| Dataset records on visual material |

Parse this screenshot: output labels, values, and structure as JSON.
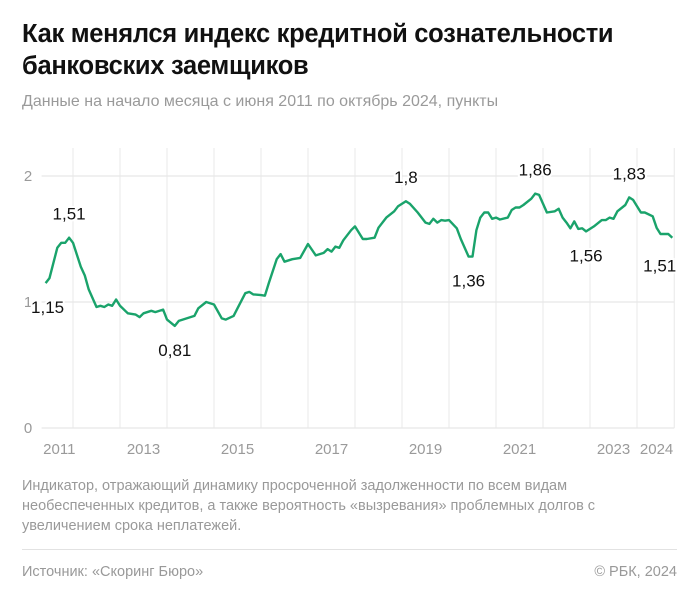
{
  "header": {
    "title": "Как менялся индекс кредитной сознательности банковских заемщиков",
    "subtitle": "Данные на начало месяца с июня 2011 по октябрь 2024, пункты"
  },
  "footer": {
    "note": "Индикатор, отражающий динамику просроченной задолженности по всем видам необеспеченных кредитов, а также вероятность «вызревания» проблемных долгов с увеличением срока неплатежей.",
    "source": "Источник: «Скоринг Бюро»",
    "copyright": "© РБК, 2024"
  },
  "chart_data": {
    "type": "line",
    "title": "",
    "xlabel": "",
    "ylabel": "",
    "ylim": [
      0,
      2.2
    ],
    "xlim": [
      "2011-06",
      "2024-10"
    ],
    "yticks": [
      0,
      1,
      2
    ],
    "ytick_labels": [
      "0",
      "1",
      "2"
    ],
    "xtick_labels": [
      "2011",
      "2013",
      "2015",
      "2017",
      "2019",
      "2021",
      "2023",
      "2024"
    ],
    "grid": true,
    "line_color": "#1aa36b",
    "series": [
      {
        "x": [
          "2011-06",
          "2011-07",
          "2011-09",
          "2011-10",
          "2011-11",
          "2011-12",
          "2012-01",
          "2012-03",
          "2012-04",
          "2012-05",
          "2012-07",
          "2012-08",
          "2012-09",
          "2012-10",
          "2012-11",
          "2012-12",
          "2013-01",
          "2013-03",
          "2013-05",
          "2013-06",
          "2013-07",
          "2013-09",
          "2013-10",
          "2013-12",
          "2014-01",
          "2014-03",
          "2014-04",
          "2014-08",
          "2014-09",
          "2014-11",
          "2015-01",
          "2015-03",
          "2015-04",
          "2015-06",
          "2015-07",
          "2015-09",
          "2015-10",
          "2015-11",
          "2016-01",
          "2016-02",
          "2016-03",
          "2016-05",
          "2016-06",
          "2016-07",
          "2016-09",
          "2016-11",
          "2017-01",
          "2017-03",
          "2017-05",
          "2017-06",
          "2017-07",
          "2017-08",
          "2017-09",
          "2017-10",
          "2017-12",
          "2018-01",
          "2018-03",
          "2018-04",
          "2018-06",
          "2018-07",
          "2018-09",
          "2018-11",
          "2018-12",
          "2019-02",
          "2019-03",
          "2019-05",
          "2019-07",
          "2019-08",
          "2019-09",
          "2019-10",
          "2019-11",
          "2019-12",
          "2020-01",
          "2020-03",
          "2020-04",
          "2020-06",
          "2020-07",
          "2020-08",
          "2020-09",
          "2020-10",
          "2020-11",
          "2020-12",
          "2021-01",
          "2021-02",
          "2021-04",
          "2021-05",
          "2021-06",
          "2021-07",
          "2021-08",
          "2021-10",
          "2021-11",
          "2021-12",
          "2022-02",
          "2022-04",
          "2022-05",
          "2022-06",
          "2022-07",
          "2022-08",
          "2022-09",
          "2022-10",
          "2022-11",
          "2022-12",
          "2023-02",
          "2023-04",
          "2023-05",
          "2023-06",
          "2023-07",
          "2023-08",
          "2023-10",
          "2023-11",
          "2023-12",
          "2024-02",
          "2024-03",
          "2024-05",
          "2024-06",
          "2024-07",
          "2024-09",
          "2024-10"
        ],
        "values": [
          1.15,
          1.19,
          1.43,
          1.47,
          1.47,
          1.51,
          1.47,
          1.28,
          1.21,
          1.1,
          0.96,
          0.97,
          0.96,
          0.98,
          0.97,
          1.02,
          0.97,
          0.91,
          0.9,
          0.88,
          0.91,
          0.93,
          0.92,
          0.94,
          0.86,
          0.81,
          0.85,
          0.89,
          0.95,
          1.0,
          0.98,
          0.87,
          0.86,
          0.89,
          0.95,
          1.07,
          1.08,
          1.06,
          1.055,
          1.05,
          1.15,
          1.34,
          1.38,
          1.32,
          1.34,
          1.35,
          1.46,
          1.37,
          1.39,
          1.42,
          1.4,
          1.44,
          1.43,
          1.49,
          1.57,
          1.6,
          1.5,
          1.5,
          1.51,
          1.59,
          1.67,
          1.72,
          1.76,
          1.8,
          1.78,
          1.71,
          1.63,
          1.62,
          1.66,
          1.63,
          1.65,
          1.645,
          1.65,
          1.585,
          1.5,
          1.36,
          1.36,
          1.57,
          1.67,
          1.71,
          1.71,
          1.66,
          1.67,
          1.655,
          1.67,
          1.73,
          1.75,
          1.75,
          1.77,
          1.82,
          1.86,
          1.85,
          1.71,
          1.72,
          1.74,
          1.67,
          1.63,
          1.585,
          1.64,
          1.58,
          1.585,
          1.56,
          1.6,
          1.65,
          1.65,
          1.67,
          1.66,
          1.72,
          1.77,
          1.83,
          1.81,
          1.71,
          1.71,
          1.68,
          1.59,
          1.54,
          1.54,
          1.51
        ]
      }
    ],
    "annotations": [
      {
        "x": "2011-06",
        "value": 1.15,
        "label": "1,15",
        "position": "below"
      },
      {
        "x": "2011-12",
        "value": 1.51,
        "label": "1,51",
        "position": "above"
      },
      {
        "x": "2014-03",
        "value": 0.81,
        "label": "0,81",
        "position": "below"
      },
      {
        "x": "2019-02",
        "value": 1.8,
        "label": "1,8",
        "position": "above"
      },
      {
        "x": "2020-06",
        "value": 1.36,
        "label": "1,36",
        "position": "below"
      },
      {
        "x": "2021-11",
        "value": 1.86,
        "label": "1,86",
        "position": "above"
      },
      {
        "x": "2022-12",
        "value": 1.56,
        "label": "1,56",
        "position": "below"
      },
      {
        "x": "2023-11",
        "value": 1.83,
        "label": "1,83",
        "position": "above"
      },
      {
        "x": "2024-10",
        "value": 1.51,
        "label": "1,51",
        "position": "below"
      }
    ]
  }
}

| Written problem |
Every entry above is to be set down exactly; the pictures are to be left out.

| Exercise output |
Parse this screenshot: output labels, values, and structure as JSON.
{
  "header": {
    "title": "Как менялся индекс кредитной сознательности банковских заемщиков",
    "subtitle": "Данные на начало месяца с июня 2011 по октябрь 2024, пункты"
  },
  "footer": {
    "note": "Индикатор, отражающий динамику просроченной задолженности по всем видам необеспеченных кредитов, а также вероятность «вызревания» проблемных долгов с увеличением срока неплатежей.",
    "source": "Источник: «Скоринг Бюро»",
    "copyright": "© РБК, 2024"
  },
  "chart_data": {
    "type": "line",
    "title": "",
    "xlabel": "",
    "ylabel": "",
    "ylim": [
      0,
      2.2
    ],
    "xlim": [
      "2011-06",
      "2024-10"
    ],
    "yticks": [
      0,
      1,
      2
    ],
    "ytick_labels": [
      "0",
      "1",
      "2"
    ],
    "xtick_labels": [
      "2011",
      "2013",
      "2015",
      "2017",
      "2019",
      "2021",
      "2023",
      "2024"
    ],
    "grid": true,
    "line_color": "#1aa36b",
    "series": [
      {
        "x": [
          "2011-06",
          "2011-07",
          "2011-09",
          "2011-10",
          "2011-11",
          "2011-12",
          "2012-01",
          "2012-03",
          "2012-04",
          "2012-05",
          "2012-07",
          "2012-08",
          "2012-09",
          "2012-10",
          "2012-11",
          "2012-12",
          "2013-01",
          "2013-03",
          "2013-05",
          "2013-06",
          "2013-07",
          "2013-09",
          "2013-10",
          "2013-12",
          "2014-01",
          "2014-03",
          "2014-04",
          "2014-08",
          "2014-09",
          "2014-11",
          "2015-01",
          "2015-03",
          "2015-04",
          "2015-06",
          "2015-07",
          "2015-09",
          "2015-10",
          "2015-11",
          "2016-01",
          "2016-02",
          "2016-03",
          "2016-05",
          "2016-06",
          "2016-07",
          "2016-09",
          "2016-11",
          "2017-01",
          "2017-03",
          "2017-05",
          "2017-06",
          "2017-07",
          "2017-08",
          "2017-09",
          "2017-10",
          "2017-12",
          "2018-01",
          "2018-03",
          "2018-04",
          "2018-06",
          "2018-07",
          "2018-09",
          "2018-11",
          "2018-12",
          "2019-02",
          "2019-03",
          "2019-05",
          "2019-07",
          "2019-08",
          "2019-09",
          "2019-10",
          "2019-11",
          "2019-12",
          "2020-01",
          "2020-03",
          "2020-04",
          "2020-06",
          "2020-07",
          "2020-08",
          "2020-09",
          "2020-10",
          "2020-11",
          "2020-12",
          "2021-01",
          "2021-02",
          "2021-04",
          "2021-05",
          "2021-06",
          "2021-07",
          "2021-08",
          "2021-10",
          "2021-11",
          "2021-12",
          "2022-02",
          "2022-04",
          "2022-05",
          "2022-06",
          "2022-07",
          "2022-08",
          "2022-09",
          "2022-10",
          "2022-11",
          "2022-12",
          "2023-02",
          "2023-04",
          "2023-05",
          "2023-06",
          "2023-07",
          "2023-08",
          "2023-10",
          "2023-11",
          "2023-12",
          "2024-02",
          "2024-03",
          "2024-05",
          "2024-06",
          "2024-07",
          "2024-09",
          "2024-10"
        ],
        "values": [
          1.15,
          1.19,
          1.43,
          1.47,
          1.47,
          1.51,
          1.47,
          1.28,
          1.21,
          1.1,
          0.96,
          0.97,
          0.96,
          0.98,
          0.97,
          1.02,
          0.97,
          0.91,
          0.9,
          0.88,
          0.91,
          0.93,
          0.92,
          0.94,
          0.86,
          0.81,
          0.85,
          0.89,
          0.95,
          1.0,
          0.98,
          0.87,
          0.86,
          0.89,
          0.95,
          1.07,
          1.08,
          1.06,
          1.055,
          1.05,
          1.15,
          1.34,
          1.38,
          1.32,
          1.34,
          1.35,
          1.46,
          1.37,
          1.39,
          1.42,
          1.4,
          1.44,
          1.43,
          1.49,
          1.57,
          1.6,
          1.5,
          1.5,
          1.51,
          1.59,
          1.67,
          1.72,
          1.76,
          1.8,
          1.78,
          1.71,
          1.63,
          1.62,
          1.66,
          1.63,
          1.65,
          1.645,
          1.65,
          1.585,
          1.5,
          1.36,
          1.36,
          1.57,
          1.67,
          1.71,
          1.71,
          1.66,
          1.67,
          1.655,
          1.67,
          1.73,
          1.75,
          1.75,
          1.77,
          1.82,
          1.86,
          1.85,
          1.71,
          1.72,
          1.74,
          1.67,
          1.63,
          1.585,
          1.64,
          1.58,
          1.585,
          1.56,
          1.6,
          1.65,
          1.65,
          1.67,
          1.66,
          1.72,
          1.77,
          1.83,
          1.81,
          1.71,
          1.71,
          1.68,
          1.59,
          1.54,
          1.54,
          1.51
        ]
      }
    ],
    "annotations": [
      {
        "x": "2011-06",
        "value": 1.15,
        "label": "1,15",
        "position": "below"
      },
      {
        "x": "2011-12",
        "value": 1.51,
        "label": "1,51",
        "position": "above"
      },
      {
        "x": "2014-03",
        "value": 0.81,
        "label": "0,81",
        "position": "below"
      },
      {
        "x": "2019-02",
        "value": 1.8,
        "label": "1,8",
        "position": "above"
      },
      {
        "x": "2020-06",
        "value": 1.36,
        "label": "1,36",
        "position": "below"
      },
      {
        "x": "2021-11",
        "value": 1.86,
        "label": "1,86",
        "position": "above"
      },
      {
        "x": "2022-12",
        "value": 1.56,
        "label": "1,56",
        "position": "below"
      },
      {
        "x": "2023-11",
        "value": 1.83,
        "label": "1,83",
        "position": "above"
      },
      {
        "x": "2024-10",
        "value": 1.51,
        "label": "1,51",
        "position": "below"
      }
    ]
  }
}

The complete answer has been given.